----- Records

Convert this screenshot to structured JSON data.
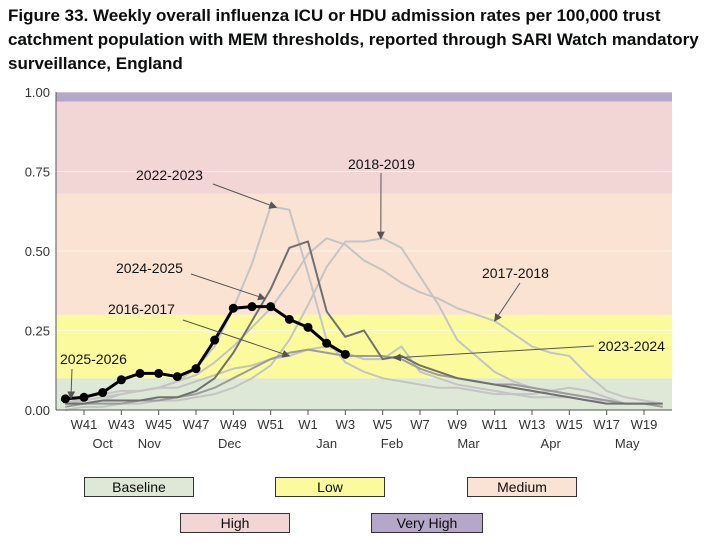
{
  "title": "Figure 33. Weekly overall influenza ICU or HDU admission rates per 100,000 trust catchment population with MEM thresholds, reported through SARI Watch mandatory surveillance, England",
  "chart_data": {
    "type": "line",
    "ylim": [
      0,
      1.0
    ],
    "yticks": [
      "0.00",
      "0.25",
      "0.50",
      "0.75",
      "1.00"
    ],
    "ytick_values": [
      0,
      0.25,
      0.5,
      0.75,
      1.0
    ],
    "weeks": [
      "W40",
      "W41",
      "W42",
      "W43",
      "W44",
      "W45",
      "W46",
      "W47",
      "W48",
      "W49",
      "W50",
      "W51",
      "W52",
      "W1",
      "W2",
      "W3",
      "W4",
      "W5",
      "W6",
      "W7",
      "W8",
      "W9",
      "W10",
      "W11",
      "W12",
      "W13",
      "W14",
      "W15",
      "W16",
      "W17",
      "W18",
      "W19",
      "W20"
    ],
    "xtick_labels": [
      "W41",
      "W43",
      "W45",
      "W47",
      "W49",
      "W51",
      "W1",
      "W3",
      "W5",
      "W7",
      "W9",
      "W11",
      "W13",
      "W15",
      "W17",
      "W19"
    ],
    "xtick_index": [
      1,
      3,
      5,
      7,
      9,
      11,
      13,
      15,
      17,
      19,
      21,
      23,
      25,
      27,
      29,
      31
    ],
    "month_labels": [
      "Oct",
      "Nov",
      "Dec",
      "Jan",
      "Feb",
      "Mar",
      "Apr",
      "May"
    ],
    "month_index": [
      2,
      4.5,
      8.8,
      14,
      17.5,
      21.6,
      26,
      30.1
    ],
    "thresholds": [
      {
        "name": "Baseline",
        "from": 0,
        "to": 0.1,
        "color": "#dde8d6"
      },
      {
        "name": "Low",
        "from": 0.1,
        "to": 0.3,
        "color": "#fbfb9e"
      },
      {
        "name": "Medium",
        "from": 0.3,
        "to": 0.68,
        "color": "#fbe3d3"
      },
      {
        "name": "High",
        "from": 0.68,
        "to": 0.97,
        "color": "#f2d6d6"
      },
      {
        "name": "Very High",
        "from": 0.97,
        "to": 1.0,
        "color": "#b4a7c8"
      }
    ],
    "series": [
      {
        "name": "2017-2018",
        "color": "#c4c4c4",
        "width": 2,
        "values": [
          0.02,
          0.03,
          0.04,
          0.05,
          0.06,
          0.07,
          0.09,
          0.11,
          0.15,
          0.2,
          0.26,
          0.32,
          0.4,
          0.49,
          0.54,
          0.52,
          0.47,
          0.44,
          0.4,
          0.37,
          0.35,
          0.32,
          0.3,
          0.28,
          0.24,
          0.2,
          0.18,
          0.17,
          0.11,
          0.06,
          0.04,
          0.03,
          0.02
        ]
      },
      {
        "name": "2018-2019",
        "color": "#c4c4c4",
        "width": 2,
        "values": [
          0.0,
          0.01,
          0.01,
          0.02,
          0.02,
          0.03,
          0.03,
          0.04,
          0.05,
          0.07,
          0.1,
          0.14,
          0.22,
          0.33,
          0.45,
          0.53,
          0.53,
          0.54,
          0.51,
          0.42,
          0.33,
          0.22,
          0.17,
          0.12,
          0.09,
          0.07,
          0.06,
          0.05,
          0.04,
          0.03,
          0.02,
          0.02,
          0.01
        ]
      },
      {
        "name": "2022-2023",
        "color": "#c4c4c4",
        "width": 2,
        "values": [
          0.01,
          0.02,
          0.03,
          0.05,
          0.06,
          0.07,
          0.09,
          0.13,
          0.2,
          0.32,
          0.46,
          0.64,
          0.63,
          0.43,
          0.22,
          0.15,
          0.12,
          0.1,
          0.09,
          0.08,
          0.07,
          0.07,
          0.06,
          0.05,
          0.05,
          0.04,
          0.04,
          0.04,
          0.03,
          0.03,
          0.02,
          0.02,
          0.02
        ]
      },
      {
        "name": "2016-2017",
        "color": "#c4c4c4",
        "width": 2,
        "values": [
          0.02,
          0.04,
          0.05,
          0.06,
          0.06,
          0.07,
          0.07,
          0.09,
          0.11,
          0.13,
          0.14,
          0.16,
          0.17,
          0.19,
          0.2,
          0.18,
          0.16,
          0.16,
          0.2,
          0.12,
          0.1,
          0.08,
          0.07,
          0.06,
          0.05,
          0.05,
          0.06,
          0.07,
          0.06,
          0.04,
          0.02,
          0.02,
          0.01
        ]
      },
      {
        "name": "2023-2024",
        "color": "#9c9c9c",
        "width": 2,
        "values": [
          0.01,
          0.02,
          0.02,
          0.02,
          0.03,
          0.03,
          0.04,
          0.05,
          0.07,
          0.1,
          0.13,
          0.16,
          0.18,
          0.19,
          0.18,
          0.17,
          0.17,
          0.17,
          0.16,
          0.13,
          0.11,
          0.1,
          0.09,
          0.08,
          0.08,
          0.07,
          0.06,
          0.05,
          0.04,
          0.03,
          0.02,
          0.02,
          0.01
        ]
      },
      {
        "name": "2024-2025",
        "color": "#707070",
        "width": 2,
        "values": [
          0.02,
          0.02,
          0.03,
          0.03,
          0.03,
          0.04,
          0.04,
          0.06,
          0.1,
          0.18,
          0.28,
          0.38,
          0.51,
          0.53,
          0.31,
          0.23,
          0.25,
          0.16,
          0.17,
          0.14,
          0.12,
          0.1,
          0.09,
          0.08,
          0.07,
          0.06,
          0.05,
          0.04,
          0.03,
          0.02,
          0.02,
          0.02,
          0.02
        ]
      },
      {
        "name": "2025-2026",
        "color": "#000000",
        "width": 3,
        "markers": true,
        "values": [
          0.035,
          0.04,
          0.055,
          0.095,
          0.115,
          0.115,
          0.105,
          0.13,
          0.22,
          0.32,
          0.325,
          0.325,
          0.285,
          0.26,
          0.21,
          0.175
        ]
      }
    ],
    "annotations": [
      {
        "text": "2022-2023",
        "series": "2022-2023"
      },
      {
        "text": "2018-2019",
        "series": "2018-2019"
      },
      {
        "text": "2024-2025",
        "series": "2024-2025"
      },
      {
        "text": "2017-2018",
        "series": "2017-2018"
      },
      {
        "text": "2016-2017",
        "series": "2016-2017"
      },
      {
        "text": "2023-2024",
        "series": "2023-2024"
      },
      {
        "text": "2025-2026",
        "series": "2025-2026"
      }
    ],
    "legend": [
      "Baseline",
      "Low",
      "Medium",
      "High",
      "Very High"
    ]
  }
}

----------

◆ Set task: Give the data above again in full and unchanged, skipping the pictures.

◆ The result:
Convert this screenshot to structured JSON data.
{
  "title": "Figure 33. Weekly overall influenza ICU or HDU admission rates per 100,000 trust catchment population with MEM thresholds, reported through SARI Watch mandatory surveillance, England",
  "chart_data": {
    "type": "line",
    "ylim": [
      0,
      1.0
    ],
    "yticks": [
      "0.00",
      "0.25",
      "0.50",
      "0.75",
      "1.00"
    ],
    "ytick_values": [
      0,
      0.25,
      0.5,
      0.75,
      1.0
    ],
    "weeks": [
      "W40",
      "W41",
      "W42",
      "W43",
      "W44",
      "W45",
      "W46",
      "W47",
      "W48",
      "W49",
      "W50",
      "W51",
      "W52",
      "W1",
      "W2",
      "W3",
      "W4",
      "W5",
      "W6",
      "W7",
      "W8",
      "W9",
      "W10",
      "W11",
      "W12",
      "W13",
      "W14",
      "W15",
      "W16",
      "W17",
      "W18",
      "W19",
      "W20"
    ],
    "xtick_labels": [
      "W41",
      "W43",
      "W45",
      "W47",
      "W49",
      "W51",
      "W1",
      "W3",
      "W5",
      "W7",
      "W9",
      "W11",
      "W13",
      "W15",
      "W17",
      "W19"
    ],
    "xtick_index": [
      1,
      3,
      5,
      7,
      9,
      11,
      13,
      15,
      17,
      19,
      21,
      23,
      25,
      27,
      29,
      31
    ],
    "month_labels": [
      "Oct",
      "Nov",
      "Dec",
      "Jan",
      "Feb",
      "Mar",
      "Apr",
      "May"
    ],
    "month_index": [
      2,
      4.5,
      8.8,
      14,
      17.5,
      21.6,
      26,
      30.1
    ],
    "thresholds": [
      {
        "name": "Baseline",
        "from": 0,
        "to": 0.1,
        "color": "#dde8d6"
      },
      {
        "name": "Low",
        "from": 0.1,
        "to": 0.3,
        "color": "#fbfb9e"
      },
      {
        "name": "Medium",
        "from": 0.3,
        "to": 0.68,
        "color": "#fbe3d3"
      },
      {
        "name": "High",
        "from": 0.68,
        "to": 0.97,
        "color": "#f2d6d6"
      },
      {
        "name": "Very High",
        "from": 0.97,
        "to": 1.0,
        "color": "#b4a7c8"
      }
    ],
    "series": [
      {
        "name": "2017-2018",
        "color": "#c4c4c4",
        "width": 2,
        "values": [
          0.02,
          0.03,
          0.04,
          0.05,
          0.06,
          0.07,
          0.09,
          0.11,
          0.15,
          0.2,
          0.26,
          0.32,
          0.4,
          0.49,
          0.54,
          0.52,
          0.47,
          0.44,
          0.4,
          0.37,
          0.35,
          0.32,
          0.3,
          0.28,
          0.24,
          0.2,
          0.18,
          0.17,
          0.11,
          0.06,
          0.04,
          0.03,
          0.02
        ]
      },
      {
        "name": "2018-2019",
        "color": "#c4c4c4",
        "width": 2,
        "values": [
          0.0,
          0.01,
          0.01,
          0.02,
          0.02,
          0.03,
          0.03,
          0.04,
          0.05,
          0.07,
          0.1,
          0.14,
          0.22,
          0.33,
          0.45,
          0.53,
          0.53,
          0.54,
          0.51,
          0.42,
          0.33,
          0.22,
          0.17,
          0.12,
          0.09,
          0.07,
          0.06,
          0.05,
          0.04,
          0.03,
          0.02,
          0.02,
          0.01
        ]
      },
      {
        "name": "2022-2023",
        "color": "#c4c4c4",
        "width": 2,
        "values": [
          0.01,
          0.02,
          0.03,
          0.05,
          0.06,
          0.07,
          0.09,
          0.13,
          0.2,
          0.32,
          0.46,
          0.64,
          0.63,
          0.43,
          0.22,
          0.15,
          0.12,
          0.1,
          0.09,
          0.08,
          0.07,
          0.07,
          0.06,
          0.05,
          0.05,
          0.04,
          0.04,
          0.04,
          0.03,
          0.03,
          0.02,
          0.02,
          0.02
        ]
      },
      {
        "name": "2016-2017",
        "color": "#c4c4c4",
        "width": 2,
        "values": [
          0.02,
          0.04,
          0.05,
          0.06,
          0.06,
          0.07,
          0.07,
          0.09,
          0.11,
          0.13,
          0.14,
          0.16,
          0.17,
          0.19,
          0.2,
          0.18,
          0.16,
          0.16,
          0.2,
          0.12,
          0.1,
          0.08,
          0.07,
          0.06,
          0.05,
          0.05,
          0.06,
          0.07,
          0.06,
          0.04,
          0.02,
          0.02,
          0.01
        ]
      },
      {
        "name": "2023-2024",
        "color": "#9c9c9c",
        "width": 2,
        "values": [
          0.01,
          0.02,
          0.02,
          0.02,
          0.03,
          0.03,
          0.04,
          0.05,
          0.07,
          0.1,
          0.13,
          0.16,
          0.18,
          0.19,
          0.18,
          0.17,
          0.17,
          0.17,
          0.16,
          0.13,
          0.11,
          0.1,
          0.09,
          0.08,
          0.08,
          0.07,
          0.06,
          0.05,
          0.04,
          0.03,
          0.02,
          0.02,
          0.01
        ]
      },
      {
        "name": "2024-2025",
        "color": "#707070",
        "width": 2,
        "values": [
          0.02,
          0.02,
          0.03,
          0.03,
          0.03,
          0.04,
          0.04,
          0.06,
          0.1,
          0.18,
          0.28,
          0.38,
          0.51,
          0.53,
          0.31,
          0.23,
          0.25,
          0.16,
          0.17,
          0.14,
          0.12,
          0.1,
          0.09,
          0.08,
          0.07,
          0.06,
          0.05,
          0.04,
          0.03,
          0.02,
          0.02,
          0.02,
          0.02
        ]
      },
      {
        "name": "2025-2026",
        "color": "#000000",
        "width": 3,
        "markers": true,
        "values": [
          0.035,
          0.04,
          0.055,
          0.095,
          0.115,
          0.115,
          0.105,
          0.13,
          0.22,
          0.32,
          0.325,
          0.325,
          0.285,
          0.26,
          0.21,
          0.175
        ]
      }
    ],
    "annotations": [
      {
        "text": "2022-2023",
        "series": "2022-2023"
      },
      {
        "text": "2018-2019",
        "series": "2018-2019"
      },
      {
        "text": "2024-2025",
        "series": "2024-2025"
      },
      {
        "text": "2017-2018",
        "series": "2017-2018"
      },
      {
        "text": "2016-2017",
        "series": "2016-2017"
      },
      {
        "text": "2023-2024",
        "series": "2023-2024"
      },
      {
        "text": "2025-2026",
        "series": "2025-2026"
      }
    ],
    "legend": [
      "Baseline",
      "Low",
      "Medium",
      "High",
      "Very High"
    ]
  }
}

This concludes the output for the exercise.